**SET EXERCISE**
Go through the lines below and copy each one that holds the string "type".

**DATASET RECORDS**
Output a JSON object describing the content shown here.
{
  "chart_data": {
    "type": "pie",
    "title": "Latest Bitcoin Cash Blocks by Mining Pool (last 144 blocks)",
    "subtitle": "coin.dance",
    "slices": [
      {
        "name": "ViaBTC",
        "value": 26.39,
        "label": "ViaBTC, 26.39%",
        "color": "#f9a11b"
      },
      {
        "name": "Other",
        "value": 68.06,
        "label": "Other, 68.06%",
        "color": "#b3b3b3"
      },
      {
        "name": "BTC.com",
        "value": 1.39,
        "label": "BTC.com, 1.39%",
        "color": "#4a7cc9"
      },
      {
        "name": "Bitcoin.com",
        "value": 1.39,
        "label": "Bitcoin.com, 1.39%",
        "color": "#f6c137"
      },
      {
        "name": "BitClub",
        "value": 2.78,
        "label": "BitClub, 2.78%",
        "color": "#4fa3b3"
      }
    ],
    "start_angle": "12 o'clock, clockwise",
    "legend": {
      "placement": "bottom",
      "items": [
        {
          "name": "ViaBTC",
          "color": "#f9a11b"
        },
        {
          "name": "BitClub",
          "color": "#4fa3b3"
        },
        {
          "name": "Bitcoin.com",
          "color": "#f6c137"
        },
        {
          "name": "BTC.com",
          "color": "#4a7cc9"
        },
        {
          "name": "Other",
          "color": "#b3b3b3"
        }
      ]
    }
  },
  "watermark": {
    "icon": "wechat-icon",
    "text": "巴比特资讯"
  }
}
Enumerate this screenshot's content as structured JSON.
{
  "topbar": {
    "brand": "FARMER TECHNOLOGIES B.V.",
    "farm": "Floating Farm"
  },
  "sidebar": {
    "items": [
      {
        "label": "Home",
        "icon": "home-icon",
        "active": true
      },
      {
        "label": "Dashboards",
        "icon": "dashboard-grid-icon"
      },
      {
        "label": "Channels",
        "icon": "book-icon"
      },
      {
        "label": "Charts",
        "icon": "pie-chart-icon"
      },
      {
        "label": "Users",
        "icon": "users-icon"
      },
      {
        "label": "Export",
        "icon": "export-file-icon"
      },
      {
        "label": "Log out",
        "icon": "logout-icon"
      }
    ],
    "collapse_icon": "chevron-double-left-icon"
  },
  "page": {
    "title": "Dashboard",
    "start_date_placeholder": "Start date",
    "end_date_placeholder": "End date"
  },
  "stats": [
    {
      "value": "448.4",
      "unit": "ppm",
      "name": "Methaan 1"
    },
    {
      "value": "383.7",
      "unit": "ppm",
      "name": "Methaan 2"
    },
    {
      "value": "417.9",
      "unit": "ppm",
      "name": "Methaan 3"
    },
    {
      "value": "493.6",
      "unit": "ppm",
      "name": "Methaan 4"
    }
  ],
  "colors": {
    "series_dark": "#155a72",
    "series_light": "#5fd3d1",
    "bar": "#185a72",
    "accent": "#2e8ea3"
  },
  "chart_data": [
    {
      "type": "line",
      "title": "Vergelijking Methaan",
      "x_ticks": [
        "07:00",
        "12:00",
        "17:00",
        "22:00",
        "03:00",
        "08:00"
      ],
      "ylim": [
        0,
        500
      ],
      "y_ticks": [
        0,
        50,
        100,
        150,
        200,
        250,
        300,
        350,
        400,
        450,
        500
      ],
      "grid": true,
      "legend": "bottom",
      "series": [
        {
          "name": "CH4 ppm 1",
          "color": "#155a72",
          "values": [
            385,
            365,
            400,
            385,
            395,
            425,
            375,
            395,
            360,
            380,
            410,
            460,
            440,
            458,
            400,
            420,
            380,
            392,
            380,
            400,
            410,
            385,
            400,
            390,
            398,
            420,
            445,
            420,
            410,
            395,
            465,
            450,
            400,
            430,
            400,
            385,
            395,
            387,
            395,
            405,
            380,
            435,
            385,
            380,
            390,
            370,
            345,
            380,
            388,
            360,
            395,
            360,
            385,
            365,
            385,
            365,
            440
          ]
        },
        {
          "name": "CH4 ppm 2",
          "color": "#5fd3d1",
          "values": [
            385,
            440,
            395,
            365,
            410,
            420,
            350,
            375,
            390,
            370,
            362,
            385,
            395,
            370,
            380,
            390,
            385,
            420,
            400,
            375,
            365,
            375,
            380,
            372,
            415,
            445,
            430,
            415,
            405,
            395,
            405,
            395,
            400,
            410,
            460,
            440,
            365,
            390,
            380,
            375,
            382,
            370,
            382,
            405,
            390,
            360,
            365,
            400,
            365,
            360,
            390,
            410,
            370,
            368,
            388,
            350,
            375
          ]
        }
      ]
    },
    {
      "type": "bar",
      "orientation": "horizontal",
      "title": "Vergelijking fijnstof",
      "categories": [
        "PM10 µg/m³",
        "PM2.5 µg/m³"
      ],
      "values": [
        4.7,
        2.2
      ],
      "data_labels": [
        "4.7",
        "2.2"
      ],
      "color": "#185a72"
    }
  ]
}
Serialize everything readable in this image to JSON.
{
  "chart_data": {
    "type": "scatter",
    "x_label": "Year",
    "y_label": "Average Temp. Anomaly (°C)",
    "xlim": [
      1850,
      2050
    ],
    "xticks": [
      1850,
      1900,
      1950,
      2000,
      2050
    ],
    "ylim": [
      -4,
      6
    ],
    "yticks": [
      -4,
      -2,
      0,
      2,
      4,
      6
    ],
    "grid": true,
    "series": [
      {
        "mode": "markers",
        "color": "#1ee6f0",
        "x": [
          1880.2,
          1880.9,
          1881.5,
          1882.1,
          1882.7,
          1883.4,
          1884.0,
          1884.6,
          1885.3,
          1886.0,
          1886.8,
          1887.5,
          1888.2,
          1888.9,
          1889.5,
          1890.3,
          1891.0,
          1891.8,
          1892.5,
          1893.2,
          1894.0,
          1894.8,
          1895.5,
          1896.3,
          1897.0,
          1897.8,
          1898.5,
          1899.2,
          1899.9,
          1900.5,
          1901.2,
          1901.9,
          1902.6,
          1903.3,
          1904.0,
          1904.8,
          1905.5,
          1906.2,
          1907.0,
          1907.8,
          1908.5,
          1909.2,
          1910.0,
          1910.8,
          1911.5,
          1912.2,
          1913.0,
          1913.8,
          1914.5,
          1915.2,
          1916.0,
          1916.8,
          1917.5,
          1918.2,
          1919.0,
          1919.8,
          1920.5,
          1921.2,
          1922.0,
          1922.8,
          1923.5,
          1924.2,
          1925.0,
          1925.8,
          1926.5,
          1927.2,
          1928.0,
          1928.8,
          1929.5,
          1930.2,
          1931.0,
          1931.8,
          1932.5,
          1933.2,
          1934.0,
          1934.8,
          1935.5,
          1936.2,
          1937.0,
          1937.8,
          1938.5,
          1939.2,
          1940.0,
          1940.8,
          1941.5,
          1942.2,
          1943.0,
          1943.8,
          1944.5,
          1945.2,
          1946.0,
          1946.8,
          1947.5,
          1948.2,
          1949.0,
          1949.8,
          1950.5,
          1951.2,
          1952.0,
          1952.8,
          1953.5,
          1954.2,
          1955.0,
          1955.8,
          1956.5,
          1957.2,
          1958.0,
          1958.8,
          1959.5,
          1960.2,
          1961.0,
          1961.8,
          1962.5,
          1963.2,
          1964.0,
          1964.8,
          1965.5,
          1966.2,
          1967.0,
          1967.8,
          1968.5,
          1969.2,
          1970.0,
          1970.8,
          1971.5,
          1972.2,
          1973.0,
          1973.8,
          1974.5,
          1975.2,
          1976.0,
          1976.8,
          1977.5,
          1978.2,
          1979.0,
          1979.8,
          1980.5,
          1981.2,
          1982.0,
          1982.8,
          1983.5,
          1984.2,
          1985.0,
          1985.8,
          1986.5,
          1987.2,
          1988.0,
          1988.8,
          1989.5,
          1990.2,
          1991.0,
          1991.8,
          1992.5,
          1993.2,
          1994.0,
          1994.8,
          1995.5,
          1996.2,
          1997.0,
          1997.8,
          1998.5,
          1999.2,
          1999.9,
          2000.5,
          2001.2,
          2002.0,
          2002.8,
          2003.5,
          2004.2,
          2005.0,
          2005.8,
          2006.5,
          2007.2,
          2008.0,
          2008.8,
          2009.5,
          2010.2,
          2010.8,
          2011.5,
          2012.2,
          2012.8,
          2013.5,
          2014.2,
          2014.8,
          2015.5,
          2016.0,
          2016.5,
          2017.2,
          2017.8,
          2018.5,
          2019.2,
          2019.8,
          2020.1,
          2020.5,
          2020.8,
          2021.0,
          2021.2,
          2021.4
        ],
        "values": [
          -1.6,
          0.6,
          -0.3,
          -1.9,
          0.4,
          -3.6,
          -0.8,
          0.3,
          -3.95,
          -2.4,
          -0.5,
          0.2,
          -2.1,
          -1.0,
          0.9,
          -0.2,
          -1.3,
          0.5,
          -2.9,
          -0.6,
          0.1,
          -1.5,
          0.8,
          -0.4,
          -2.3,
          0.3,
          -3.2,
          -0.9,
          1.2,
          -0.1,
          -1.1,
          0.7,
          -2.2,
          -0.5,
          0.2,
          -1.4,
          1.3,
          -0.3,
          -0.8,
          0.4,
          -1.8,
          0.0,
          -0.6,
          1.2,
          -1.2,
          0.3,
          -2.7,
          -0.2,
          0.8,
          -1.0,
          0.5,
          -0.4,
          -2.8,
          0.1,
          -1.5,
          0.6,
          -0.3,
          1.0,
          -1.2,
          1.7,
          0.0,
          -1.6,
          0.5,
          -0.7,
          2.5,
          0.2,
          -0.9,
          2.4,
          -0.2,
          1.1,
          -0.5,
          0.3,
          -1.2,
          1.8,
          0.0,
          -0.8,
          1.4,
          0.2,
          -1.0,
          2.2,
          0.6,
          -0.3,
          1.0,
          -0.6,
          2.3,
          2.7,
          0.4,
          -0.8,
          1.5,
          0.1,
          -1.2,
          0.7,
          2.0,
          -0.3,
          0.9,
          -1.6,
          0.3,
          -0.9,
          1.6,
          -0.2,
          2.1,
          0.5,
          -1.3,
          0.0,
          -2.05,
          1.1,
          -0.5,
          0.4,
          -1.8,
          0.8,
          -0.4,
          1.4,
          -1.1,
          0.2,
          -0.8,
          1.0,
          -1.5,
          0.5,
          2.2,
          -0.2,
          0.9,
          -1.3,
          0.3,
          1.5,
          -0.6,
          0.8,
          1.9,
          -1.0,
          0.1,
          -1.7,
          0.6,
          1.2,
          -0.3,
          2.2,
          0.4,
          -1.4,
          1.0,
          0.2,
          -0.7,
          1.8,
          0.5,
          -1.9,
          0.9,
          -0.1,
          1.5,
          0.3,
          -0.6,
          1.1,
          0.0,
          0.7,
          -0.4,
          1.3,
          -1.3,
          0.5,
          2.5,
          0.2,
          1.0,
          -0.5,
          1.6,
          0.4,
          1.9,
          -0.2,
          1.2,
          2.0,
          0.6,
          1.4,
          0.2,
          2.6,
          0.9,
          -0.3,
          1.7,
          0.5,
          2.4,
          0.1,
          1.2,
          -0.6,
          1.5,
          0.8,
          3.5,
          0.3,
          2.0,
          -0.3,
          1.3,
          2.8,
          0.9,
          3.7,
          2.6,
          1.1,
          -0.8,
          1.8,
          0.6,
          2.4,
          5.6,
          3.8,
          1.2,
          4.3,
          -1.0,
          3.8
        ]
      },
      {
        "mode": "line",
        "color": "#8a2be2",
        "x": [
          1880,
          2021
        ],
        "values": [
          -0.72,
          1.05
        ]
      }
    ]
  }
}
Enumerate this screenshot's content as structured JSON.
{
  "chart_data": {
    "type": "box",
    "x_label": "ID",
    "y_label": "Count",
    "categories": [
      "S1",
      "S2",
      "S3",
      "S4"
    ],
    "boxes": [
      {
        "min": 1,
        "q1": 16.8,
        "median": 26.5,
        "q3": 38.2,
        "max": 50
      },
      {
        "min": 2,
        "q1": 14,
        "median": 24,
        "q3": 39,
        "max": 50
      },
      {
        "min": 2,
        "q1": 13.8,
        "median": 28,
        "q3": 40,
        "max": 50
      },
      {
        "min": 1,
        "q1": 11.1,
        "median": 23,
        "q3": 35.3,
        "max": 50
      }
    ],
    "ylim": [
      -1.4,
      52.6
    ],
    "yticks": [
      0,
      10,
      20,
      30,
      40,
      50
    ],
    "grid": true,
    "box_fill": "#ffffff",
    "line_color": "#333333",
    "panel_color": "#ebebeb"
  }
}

**SOLUTION FOR THIS EXERCISE**
    "type": "pie",
      "type": "line",
      "type": "bar",
    "type": "scatter",
    "type": "box",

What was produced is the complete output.